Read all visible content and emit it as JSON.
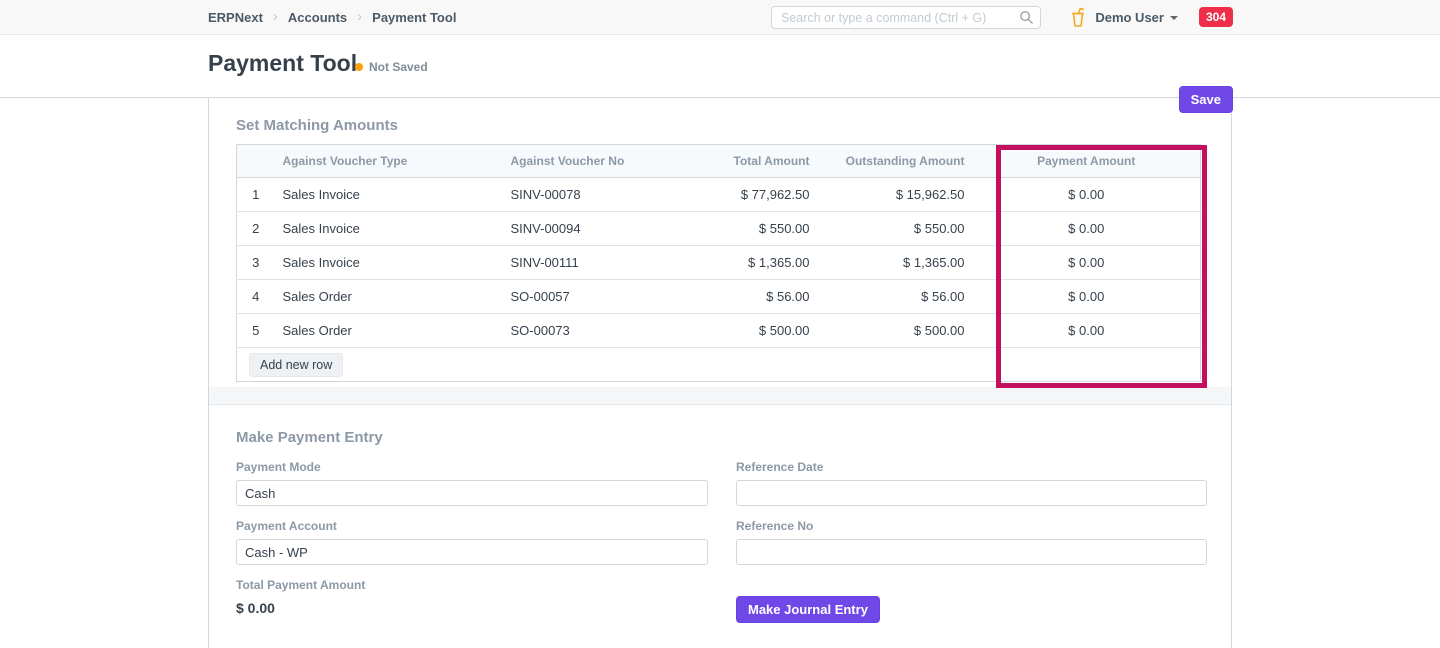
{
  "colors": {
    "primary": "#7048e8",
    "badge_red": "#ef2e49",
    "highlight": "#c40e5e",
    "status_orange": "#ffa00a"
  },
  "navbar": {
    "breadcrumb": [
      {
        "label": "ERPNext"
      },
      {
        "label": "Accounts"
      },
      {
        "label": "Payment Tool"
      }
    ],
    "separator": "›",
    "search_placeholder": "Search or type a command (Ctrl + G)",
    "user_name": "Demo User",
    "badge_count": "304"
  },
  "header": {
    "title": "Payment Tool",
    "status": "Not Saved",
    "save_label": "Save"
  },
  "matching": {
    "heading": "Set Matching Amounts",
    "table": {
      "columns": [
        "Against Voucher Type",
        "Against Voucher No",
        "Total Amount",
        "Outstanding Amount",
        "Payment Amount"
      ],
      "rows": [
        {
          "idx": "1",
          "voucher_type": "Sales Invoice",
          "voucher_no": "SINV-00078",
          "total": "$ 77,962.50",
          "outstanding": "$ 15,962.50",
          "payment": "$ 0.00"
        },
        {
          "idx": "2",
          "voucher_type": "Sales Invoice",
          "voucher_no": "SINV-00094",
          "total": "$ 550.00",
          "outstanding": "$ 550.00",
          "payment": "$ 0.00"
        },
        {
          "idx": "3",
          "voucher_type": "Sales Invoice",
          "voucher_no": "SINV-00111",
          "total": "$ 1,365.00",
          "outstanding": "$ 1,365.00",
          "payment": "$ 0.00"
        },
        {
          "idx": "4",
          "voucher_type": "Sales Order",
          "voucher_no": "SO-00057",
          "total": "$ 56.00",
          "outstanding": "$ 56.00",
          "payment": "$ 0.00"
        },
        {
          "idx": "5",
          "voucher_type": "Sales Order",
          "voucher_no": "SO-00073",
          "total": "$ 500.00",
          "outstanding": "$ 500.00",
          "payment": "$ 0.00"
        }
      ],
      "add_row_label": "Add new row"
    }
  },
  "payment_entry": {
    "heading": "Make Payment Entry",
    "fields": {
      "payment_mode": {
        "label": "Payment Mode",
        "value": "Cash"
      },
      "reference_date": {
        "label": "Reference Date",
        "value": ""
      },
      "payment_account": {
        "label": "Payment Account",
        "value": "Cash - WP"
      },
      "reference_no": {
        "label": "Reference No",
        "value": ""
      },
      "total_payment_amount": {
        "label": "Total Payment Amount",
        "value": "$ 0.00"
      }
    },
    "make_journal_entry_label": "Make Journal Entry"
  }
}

---

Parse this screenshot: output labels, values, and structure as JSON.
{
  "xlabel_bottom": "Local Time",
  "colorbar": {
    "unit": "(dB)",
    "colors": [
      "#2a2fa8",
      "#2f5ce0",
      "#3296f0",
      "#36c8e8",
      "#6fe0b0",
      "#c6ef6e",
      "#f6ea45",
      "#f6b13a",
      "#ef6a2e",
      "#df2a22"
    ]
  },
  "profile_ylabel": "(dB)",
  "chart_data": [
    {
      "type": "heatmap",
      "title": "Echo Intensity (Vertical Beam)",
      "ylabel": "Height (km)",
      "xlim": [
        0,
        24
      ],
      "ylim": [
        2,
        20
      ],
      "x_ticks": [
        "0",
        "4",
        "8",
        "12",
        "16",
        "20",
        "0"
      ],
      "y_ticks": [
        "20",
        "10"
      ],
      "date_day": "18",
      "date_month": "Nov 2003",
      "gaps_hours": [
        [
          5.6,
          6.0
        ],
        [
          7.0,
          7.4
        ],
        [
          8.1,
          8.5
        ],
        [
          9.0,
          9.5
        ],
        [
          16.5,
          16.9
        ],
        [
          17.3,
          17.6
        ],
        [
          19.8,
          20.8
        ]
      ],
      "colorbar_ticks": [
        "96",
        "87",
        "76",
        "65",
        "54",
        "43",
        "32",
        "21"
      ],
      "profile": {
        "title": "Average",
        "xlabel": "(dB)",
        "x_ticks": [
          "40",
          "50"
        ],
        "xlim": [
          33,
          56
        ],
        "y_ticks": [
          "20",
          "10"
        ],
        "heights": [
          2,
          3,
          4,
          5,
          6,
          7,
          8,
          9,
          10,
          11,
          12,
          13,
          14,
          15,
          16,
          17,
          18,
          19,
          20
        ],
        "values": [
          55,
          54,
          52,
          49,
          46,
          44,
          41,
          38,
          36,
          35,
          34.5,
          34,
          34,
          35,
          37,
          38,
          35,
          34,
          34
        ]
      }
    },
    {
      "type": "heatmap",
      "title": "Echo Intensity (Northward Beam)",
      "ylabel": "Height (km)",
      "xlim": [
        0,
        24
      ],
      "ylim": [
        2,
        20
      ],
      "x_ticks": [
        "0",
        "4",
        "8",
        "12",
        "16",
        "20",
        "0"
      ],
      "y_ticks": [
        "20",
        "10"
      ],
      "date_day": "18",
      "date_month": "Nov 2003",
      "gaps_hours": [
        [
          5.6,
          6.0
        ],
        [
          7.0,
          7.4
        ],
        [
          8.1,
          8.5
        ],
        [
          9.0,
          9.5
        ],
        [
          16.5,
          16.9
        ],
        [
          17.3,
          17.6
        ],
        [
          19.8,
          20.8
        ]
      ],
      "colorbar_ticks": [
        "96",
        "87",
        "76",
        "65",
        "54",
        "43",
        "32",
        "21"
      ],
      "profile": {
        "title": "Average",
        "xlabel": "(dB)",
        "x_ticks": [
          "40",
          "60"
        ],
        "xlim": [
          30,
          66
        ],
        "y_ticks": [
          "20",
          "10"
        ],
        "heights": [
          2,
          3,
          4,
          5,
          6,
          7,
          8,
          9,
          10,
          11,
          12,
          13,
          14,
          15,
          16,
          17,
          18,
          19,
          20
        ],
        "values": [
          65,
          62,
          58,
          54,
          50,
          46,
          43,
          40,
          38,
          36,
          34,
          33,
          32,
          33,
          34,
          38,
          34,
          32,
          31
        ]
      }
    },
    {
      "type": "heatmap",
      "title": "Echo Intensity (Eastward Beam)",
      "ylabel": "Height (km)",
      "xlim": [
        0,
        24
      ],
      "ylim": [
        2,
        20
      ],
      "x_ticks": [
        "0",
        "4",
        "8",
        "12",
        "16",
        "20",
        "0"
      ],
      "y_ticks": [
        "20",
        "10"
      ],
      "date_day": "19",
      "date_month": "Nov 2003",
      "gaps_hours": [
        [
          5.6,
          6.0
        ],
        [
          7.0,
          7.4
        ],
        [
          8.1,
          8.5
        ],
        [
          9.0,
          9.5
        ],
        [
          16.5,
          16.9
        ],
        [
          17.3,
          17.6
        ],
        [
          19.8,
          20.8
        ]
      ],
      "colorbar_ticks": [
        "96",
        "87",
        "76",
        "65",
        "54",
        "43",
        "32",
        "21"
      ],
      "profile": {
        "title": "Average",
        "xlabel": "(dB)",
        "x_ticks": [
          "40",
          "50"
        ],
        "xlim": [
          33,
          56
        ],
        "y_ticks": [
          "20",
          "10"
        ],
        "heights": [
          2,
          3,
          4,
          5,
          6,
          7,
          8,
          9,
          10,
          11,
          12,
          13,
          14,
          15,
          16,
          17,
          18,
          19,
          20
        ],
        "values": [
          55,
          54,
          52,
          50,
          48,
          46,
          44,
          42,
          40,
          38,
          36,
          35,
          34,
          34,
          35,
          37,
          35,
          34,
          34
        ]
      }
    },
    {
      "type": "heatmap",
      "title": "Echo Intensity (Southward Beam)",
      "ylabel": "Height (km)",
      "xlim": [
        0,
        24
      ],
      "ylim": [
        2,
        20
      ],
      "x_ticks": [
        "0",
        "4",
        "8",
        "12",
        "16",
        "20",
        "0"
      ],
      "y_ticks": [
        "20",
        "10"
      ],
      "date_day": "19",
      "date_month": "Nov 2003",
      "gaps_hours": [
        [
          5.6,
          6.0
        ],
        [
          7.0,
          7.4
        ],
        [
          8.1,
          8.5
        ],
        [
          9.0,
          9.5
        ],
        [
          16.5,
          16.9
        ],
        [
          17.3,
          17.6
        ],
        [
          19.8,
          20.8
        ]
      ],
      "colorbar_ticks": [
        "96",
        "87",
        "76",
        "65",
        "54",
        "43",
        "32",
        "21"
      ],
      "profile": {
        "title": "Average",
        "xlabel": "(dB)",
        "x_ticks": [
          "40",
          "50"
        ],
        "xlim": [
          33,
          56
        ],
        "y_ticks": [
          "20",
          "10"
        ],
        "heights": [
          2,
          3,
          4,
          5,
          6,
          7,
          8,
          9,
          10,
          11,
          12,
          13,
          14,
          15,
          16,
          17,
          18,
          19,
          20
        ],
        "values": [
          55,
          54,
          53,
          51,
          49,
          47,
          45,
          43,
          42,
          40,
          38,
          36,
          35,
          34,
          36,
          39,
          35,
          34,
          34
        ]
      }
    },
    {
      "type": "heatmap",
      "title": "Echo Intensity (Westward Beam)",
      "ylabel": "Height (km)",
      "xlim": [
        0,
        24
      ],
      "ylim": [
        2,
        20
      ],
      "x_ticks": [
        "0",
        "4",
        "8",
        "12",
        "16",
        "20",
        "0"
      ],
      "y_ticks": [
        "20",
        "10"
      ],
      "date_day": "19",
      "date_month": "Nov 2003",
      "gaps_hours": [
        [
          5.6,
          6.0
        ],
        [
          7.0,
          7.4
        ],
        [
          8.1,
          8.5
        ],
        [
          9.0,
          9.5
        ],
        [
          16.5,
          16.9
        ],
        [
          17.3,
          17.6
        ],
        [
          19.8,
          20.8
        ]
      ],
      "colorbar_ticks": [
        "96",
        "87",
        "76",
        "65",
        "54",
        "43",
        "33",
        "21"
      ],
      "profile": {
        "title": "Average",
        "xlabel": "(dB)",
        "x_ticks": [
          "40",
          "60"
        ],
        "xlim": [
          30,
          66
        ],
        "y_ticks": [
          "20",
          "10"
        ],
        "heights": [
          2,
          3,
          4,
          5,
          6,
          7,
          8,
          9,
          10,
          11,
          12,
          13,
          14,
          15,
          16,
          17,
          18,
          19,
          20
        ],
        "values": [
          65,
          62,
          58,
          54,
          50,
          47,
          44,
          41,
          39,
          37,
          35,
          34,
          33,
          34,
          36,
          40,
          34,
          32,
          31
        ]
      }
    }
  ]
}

Problem: Search the material above for "heading". Pull out each line where it shows up.

Reply:
    "heading": "Set Matching Amounts",
    "heading": "Make Payment Entry",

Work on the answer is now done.